== What to work on ==
Go through the listing beneath this task and return every line that carries the string "وابن".

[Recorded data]

◆ ◆ ◆

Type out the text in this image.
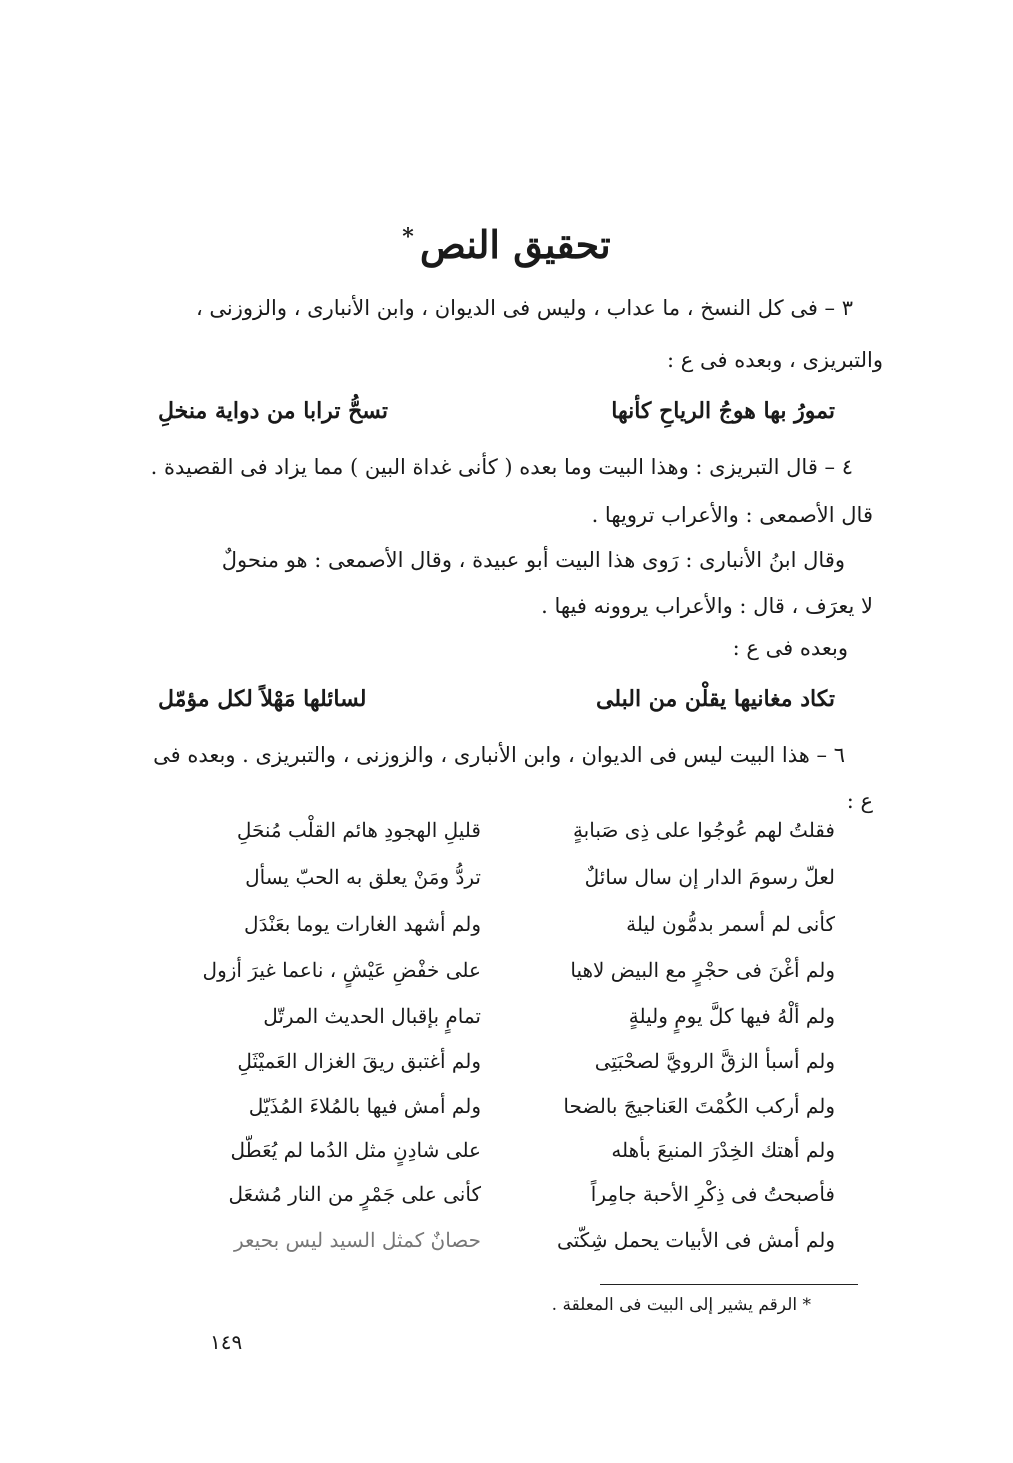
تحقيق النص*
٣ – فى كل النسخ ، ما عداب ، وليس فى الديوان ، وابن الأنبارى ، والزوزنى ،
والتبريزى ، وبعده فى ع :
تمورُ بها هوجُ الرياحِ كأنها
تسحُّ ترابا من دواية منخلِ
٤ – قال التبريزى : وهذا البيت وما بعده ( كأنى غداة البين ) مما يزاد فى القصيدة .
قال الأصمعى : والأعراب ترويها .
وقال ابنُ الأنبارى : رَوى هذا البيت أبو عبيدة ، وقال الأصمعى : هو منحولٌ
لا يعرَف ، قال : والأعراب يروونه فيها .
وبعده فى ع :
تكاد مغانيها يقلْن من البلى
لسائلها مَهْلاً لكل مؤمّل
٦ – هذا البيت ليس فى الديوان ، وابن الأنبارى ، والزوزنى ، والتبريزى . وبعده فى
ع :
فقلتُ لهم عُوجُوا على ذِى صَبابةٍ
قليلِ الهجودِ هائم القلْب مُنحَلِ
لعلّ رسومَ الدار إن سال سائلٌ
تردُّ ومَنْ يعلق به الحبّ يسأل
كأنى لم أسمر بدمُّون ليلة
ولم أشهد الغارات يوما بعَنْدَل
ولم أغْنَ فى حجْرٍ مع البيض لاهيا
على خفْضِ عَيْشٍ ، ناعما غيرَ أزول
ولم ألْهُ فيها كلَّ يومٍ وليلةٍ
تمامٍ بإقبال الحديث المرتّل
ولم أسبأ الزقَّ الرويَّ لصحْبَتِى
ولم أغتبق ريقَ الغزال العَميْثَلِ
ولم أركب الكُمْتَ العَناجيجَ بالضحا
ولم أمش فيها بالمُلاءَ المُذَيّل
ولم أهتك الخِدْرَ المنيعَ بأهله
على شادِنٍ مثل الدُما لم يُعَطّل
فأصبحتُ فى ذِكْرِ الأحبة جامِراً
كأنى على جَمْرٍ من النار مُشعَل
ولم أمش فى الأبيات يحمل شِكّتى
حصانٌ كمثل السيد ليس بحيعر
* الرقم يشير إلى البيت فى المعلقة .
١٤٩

◆ ◆ ◆

== Full output ==
٣ – فى كل النسخ ، ما عداب ، وليس فى الديوان ، وابن الأنبارى ، والزوزنى ،
٦ – هذا البيت ليس فى الديوان ، وابن الأنبارى ، والزوزنى ، والتبريزى . وبعده فى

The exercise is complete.